## BEGIN The data

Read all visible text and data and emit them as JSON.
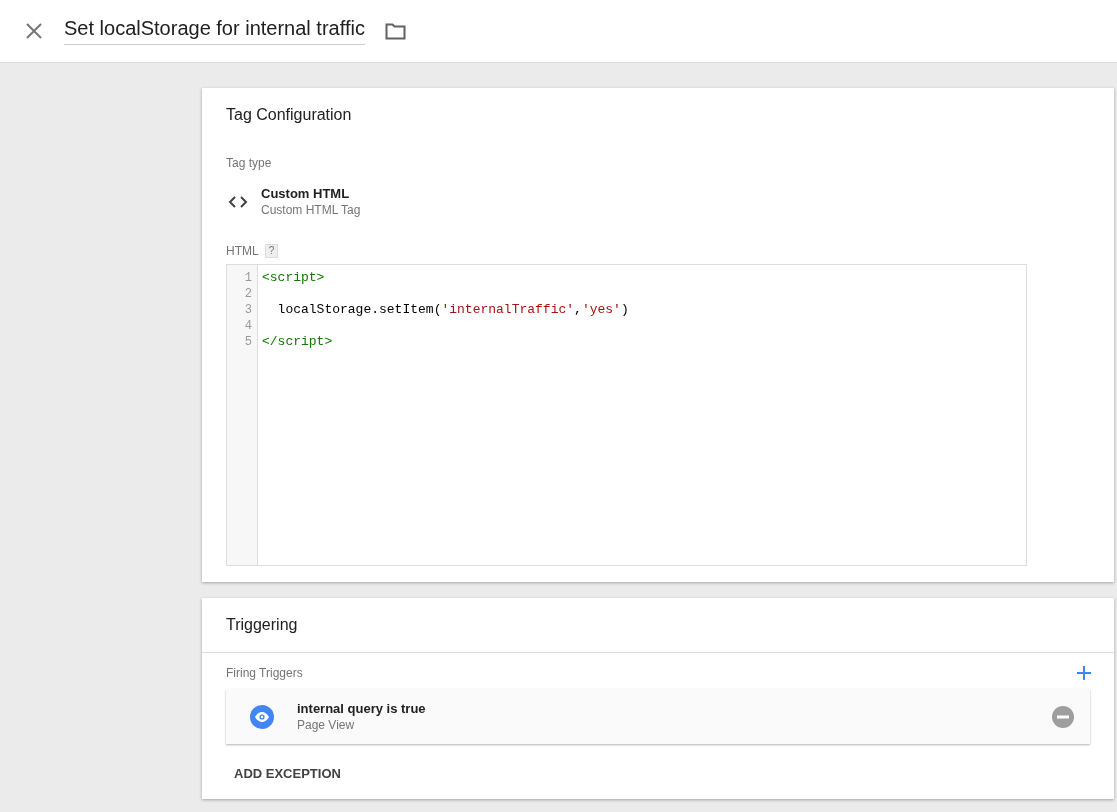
{
  "header": {
    "title": "Set localStorage for internal traffic"
  },
  "tag_configuration": {
    "title": "Tag Configuration",
    "tag_type_label": "Tag type",
    "tag_type": {
      "name": "Custom HTML",
      "description": "Custom HTML Tag"
    },
    "html_label": "HTML",
    "help": "?",
    "code_lines": [
      {
        "number": "1",
        "tokens": [
          {
            "kind": "tag",
            "text": "<script>"
          }
        ]
      },
      {
        "number": "2"
      },
      {
        "number": "3",
        "tokens": [
          {
            "kind": "plain",
            "text": "  localStorage.setItem("
          },
          {
            "kind": "string",
            "text": "'internalTraffic'"
          },
          {
            "kind": "plain",
            "text": ","
          },
          {
            "kind": "string",
            "text": "'yes'"
          },
          {
            "kind": "plain",
            "text": ")"
          }
        ]
      },
      {
        "number": "4"
      },
      {
        "number": "5",
        "tokens": [
          {
            "kind": "tag",
            "text": "</script>"
          }
        ]
      }
    ]
  },
  "triggering": {
    "title": "Triggering",
    "firing_label": "Firing Triggers",
    "triggers": [
      {
        "name": "internal query is true",
        "type": "Page View"
      }
    ],
    "add_exception": "ADD EXCEPTION"
  }
}
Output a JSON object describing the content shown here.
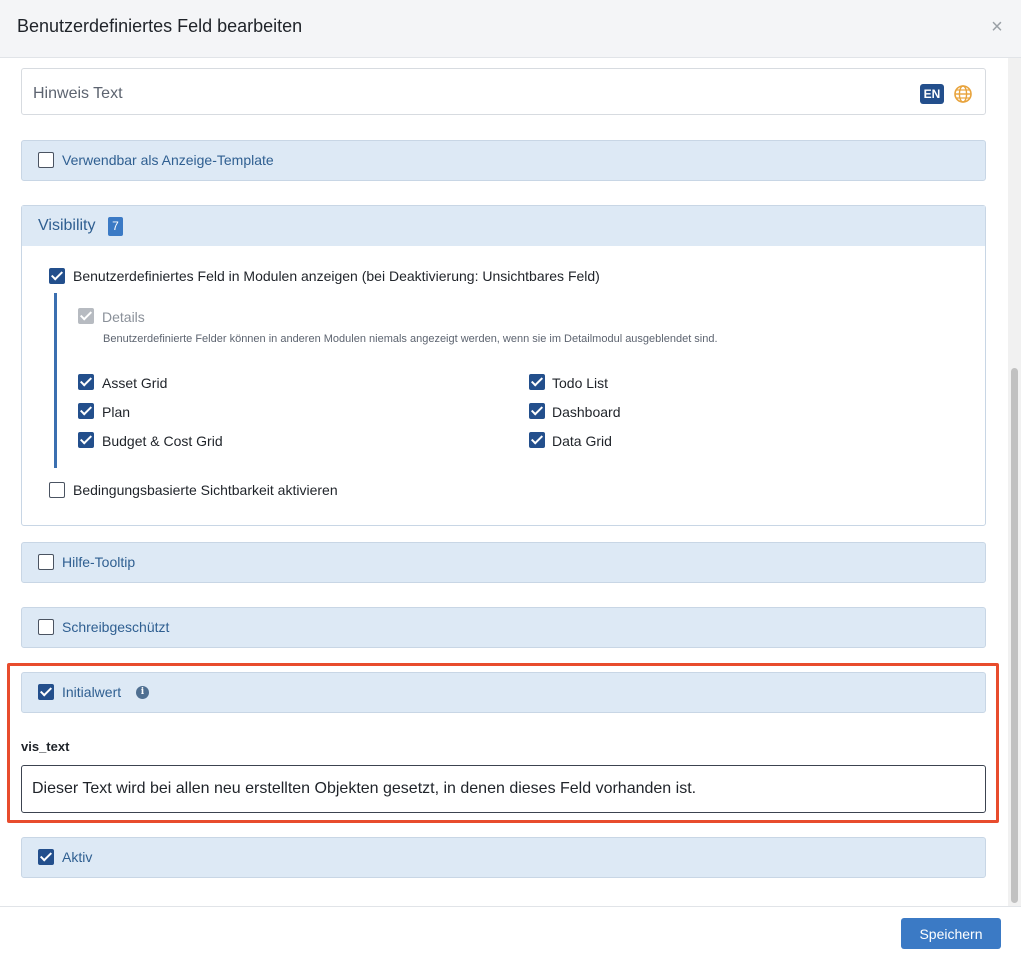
{
  "dialog": {
    "title": "Benutzerdefiniertes Feld bearbeiten",
    "close_glyph": "×",
    "save_label": "Speichern"
  },
  "hint": {
    "label": "Hinweis Text",
    "language_badge": "EN",
    "globe_icon": "globe-icon"
  },
  "template_panel": {
    "label": "Verwendbar als Anzeige-Template",
    "checked": false
  },
  "visibility": {
    "title": "Visibility",
    "count": "7",
    "show_in_modules": {
      "label": "Benutzerdefiniertes Feld in Modulen anzeigen (bei Deaktivierung: Unsichtbares Feld)",
      "checked": true
    },
    "details": {
      "label": "Details",
      "note": "Benutzerdefinierte Felder können in anderen Modulen niemals angezeigt werden, wenn sie im Detailmodul ausgeblendet sind."
    },
    "modules_left": [
      "Asset Grid",
      "Plan",
      "Budget & Cost Grid"
    ],
    "modules_right": [
      "Todo List",
      "Dashboard",
      "Data Grid"
    ],
    "conditional": {
      "label": "Bedingungsbasierte Sichtbarkeit aktivieren",
      "checked": false
    }
  },
  "tooltip_panel": {
    "label": "Hilfe-Tooltip",
    "checked": false
  },
  "readonly_panel": {
    "label": "Schreibgeschützt",
    "checked": false
  },
  "initial_value": {
    "label": "Initialwert",
    "checked": true,
    "info_glyph": "i",
    "field_label": "vis_text",
    "value": "Dieser Text wird bei allen neu erstellten Objekten gesetzt, in denen dieses Feld vorhanden ist."
  },
  "active_panel": {
    "label": "Aktiv",
    "checked": true
  },
  "colors": {
    "accent": "#3b7ac5",
    "checkbox_checked": "#234f8c",
    "panel_bg": "#dde9f5",
    "highlight_border": "#e84c2d"
  }
}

## END The data

▶ Objective: Show every line from the entries above in which the word "Benutzerdefiniertes" appears.

▶ Written response:
    "title": "Benutzerdefiniertes Feld bearbeiten",
      "label": "Benutzerdefiniertes Feld in Modulen anzeigen (bei Deaktivierung: Unsichtbares Feld)",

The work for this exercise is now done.